■ To do:
Extract every line below that contains the word "Abatement".

[Data entries for graphics]
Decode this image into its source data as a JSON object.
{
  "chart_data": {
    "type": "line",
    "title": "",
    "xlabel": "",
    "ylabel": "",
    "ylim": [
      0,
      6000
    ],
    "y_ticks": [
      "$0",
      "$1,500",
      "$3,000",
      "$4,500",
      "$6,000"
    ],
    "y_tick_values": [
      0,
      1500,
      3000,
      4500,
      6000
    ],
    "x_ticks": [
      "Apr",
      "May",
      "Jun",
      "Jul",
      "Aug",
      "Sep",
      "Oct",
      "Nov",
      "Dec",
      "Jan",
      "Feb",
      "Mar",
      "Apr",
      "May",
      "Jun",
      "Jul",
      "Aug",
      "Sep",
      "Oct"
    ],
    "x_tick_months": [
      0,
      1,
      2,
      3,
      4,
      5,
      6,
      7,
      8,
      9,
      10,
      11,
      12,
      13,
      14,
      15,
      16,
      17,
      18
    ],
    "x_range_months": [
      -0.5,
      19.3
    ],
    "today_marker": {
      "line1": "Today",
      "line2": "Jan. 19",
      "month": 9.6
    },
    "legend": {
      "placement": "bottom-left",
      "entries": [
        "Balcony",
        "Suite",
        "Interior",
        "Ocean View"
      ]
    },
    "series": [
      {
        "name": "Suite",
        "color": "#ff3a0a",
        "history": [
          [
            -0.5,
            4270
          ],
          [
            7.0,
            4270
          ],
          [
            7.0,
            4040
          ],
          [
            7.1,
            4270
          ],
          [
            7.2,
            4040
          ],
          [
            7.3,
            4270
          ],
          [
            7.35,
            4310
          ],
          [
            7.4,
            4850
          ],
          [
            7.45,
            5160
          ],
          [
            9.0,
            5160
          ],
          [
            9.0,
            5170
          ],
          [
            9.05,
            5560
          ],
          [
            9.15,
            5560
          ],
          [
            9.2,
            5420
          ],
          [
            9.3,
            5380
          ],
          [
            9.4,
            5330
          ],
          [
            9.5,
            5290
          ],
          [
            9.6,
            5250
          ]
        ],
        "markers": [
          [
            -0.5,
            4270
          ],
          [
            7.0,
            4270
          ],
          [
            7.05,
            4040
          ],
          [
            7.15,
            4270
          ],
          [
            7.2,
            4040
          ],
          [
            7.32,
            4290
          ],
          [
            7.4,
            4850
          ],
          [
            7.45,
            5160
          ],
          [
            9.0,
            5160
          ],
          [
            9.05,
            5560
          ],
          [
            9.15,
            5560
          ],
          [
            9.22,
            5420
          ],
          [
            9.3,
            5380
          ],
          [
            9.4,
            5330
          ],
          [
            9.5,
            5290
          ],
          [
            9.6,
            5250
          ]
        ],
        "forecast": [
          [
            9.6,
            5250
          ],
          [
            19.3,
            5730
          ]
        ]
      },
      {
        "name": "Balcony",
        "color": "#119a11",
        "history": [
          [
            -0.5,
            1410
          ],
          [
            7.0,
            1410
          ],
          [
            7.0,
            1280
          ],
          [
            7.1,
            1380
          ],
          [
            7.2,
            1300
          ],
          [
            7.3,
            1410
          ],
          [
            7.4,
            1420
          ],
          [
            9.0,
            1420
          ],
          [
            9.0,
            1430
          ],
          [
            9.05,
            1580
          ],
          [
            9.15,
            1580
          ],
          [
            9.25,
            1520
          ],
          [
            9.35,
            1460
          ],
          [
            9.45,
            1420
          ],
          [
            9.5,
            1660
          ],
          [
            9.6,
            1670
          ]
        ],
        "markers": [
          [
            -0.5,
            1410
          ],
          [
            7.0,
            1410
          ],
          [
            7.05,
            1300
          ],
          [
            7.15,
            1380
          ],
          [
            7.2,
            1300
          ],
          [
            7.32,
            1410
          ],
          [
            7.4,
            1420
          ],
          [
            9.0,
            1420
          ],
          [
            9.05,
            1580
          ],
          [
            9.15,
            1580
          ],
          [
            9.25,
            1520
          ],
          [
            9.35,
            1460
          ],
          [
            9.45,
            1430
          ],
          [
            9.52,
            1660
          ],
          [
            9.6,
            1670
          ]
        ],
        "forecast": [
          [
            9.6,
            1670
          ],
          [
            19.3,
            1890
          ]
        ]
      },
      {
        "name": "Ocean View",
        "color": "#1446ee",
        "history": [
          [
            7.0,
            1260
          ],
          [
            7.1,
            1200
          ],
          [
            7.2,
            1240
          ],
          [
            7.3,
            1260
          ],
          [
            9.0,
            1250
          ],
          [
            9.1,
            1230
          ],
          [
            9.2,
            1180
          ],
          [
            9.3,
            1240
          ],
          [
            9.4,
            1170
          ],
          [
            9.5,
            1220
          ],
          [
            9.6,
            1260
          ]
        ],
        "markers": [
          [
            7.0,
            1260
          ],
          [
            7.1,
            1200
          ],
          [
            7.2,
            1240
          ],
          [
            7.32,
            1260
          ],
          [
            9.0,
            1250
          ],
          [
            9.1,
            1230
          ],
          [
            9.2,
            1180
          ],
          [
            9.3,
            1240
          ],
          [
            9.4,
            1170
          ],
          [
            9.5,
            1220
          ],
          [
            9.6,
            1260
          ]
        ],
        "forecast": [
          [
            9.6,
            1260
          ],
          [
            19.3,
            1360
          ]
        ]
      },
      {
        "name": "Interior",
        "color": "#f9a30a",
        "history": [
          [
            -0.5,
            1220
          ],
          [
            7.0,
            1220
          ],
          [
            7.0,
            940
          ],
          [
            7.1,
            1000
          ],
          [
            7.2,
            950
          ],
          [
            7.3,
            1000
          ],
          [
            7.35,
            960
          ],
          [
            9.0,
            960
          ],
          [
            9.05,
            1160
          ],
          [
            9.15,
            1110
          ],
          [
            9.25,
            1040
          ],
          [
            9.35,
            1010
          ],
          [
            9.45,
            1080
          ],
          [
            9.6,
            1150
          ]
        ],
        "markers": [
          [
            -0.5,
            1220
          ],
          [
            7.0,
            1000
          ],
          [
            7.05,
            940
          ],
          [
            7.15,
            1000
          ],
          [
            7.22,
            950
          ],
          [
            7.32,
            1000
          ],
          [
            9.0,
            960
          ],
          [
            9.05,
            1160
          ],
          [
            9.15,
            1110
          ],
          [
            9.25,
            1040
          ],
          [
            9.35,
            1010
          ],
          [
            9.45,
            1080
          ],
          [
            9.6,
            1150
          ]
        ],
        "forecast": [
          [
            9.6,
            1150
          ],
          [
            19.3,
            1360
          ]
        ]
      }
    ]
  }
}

* * *

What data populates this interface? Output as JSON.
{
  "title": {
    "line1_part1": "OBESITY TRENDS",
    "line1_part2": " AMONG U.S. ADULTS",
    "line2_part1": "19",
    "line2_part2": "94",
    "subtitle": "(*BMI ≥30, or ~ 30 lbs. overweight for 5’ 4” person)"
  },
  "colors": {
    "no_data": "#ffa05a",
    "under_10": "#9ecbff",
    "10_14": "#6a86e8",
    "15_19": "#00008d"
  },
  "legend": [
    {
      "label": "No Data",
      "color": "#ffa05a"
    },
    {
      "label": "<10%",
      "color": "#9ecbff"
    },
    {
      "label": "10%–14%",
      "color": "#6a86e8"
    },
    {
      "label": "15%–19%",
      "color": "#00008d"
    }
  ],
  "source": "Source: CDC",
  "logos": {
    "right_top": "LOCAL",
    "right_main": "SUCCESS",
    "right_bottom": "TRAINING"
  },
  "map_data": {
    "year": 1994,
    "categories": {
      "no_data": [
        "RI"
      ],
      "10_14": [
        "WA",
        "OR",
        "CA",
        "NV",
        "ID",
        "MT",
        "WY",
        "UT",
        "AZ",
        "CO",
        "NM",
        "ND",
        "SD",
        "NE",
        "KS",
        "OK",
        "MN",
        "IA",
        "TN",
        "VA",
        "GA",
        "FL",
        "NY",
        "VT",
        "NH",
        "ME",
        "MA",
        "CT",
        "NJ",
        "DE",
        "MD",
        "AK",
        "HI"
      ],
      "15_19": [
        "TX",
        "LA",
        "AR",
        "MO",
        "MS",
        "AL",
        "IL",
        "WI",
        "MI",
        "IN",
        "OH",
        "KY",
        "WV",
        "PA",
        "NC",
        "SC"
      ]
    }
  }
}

--

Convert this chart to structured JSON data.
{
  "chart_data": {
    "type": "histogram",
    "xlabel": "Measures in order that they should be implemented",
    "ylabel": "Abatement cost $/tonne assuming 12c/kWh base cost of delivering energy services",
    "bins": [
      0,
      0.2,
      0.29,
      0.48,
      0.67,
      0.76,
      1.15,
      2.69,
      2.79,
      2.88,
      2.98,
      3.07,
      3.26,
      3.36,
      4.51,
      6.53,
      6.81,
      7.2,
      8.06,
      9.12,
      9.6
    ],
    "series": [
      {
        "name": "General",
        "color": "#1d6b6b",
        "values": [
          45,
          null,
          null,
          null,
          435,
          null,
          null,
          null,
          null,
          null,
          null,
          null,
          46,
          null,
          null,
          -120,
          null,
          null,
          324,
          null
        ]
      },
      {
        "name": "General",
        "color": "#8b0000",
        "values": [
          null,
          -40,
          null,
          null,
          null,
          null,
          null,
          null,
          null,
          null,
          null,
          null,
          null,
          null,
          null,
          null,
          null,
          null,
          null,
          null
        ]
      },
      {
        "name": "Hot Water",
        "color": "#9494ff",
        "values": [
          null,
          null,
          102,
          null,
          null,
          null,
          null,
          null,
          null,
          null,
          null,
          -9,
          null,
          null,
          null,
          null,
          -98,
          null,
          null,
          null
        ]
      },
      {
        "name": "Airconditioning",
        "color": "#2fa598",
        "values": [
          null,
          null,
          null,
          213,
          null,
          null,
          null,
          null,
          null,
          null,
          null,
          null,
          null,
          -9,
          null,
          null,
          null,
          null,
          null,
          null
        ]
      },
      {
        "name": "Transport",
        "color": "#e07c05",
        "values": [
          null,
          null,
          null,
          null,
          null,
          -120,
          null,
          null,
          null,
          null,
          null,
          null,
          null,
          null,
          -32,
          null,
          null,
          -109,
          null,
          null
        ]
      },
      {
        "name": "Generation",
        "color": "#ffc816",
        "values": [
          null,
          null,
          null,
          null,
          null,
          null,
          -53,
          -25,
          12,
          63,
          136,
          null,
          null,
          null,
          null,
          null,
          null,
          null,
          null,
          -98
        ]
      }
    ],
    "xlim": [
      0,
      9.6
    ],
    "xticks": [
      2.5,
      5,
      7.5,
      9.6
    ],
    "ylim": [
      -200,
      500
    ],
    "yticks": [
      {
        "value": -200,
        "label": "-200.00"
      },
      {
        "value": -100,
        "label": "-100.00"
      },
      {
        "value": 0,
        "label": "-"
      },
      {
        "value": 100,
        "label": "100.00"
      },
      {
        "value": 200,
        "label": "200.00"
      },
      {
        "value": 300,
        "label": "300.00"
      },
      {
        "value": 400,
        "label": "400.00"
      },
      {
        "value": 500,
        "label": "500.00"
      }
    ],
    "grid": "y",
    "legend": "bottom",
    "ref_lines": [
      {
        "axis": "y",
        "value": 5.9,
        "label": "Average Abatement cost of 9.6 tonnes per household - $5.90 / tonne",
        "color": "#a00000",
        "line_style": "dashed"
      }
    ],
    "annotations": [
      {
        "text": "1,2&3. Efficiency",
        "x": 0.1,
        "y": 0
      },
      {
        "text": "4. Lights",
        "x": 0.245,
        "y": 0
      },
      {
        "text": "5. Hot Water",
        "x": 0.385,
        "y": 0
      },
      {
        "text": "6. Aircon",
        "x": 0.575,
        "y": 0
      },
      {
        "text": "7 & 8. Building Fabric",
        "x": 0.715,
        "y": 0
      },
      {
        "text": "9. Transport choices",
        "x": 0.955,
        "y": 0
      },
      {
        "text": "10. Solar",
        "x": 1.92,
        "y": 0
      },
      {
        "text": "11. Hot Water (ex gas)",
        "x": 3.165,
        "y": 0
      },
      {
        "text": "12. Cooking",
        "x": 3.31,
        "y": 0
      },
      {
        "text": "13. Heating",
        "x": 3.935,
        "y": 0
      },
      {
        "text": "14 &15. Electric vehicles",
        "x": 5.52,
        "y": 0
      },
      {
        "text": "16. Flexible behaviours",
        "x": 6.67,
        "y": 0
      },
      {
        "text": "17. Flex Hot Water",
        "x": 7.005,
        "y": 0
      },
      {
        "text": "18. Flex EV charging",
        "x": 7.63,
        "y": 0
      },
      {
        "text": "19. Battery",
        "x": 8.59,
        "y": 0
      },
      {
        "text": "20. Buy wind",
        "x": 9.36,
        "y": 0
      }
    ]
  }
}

■ The output:
    "ylabel": "Abatement cost $/tonne assuming 12c/kWh base cost of delivering energy services",
        "label": "Average Abatement cost of 9.6 tonnes per household - $5.90 / tonne",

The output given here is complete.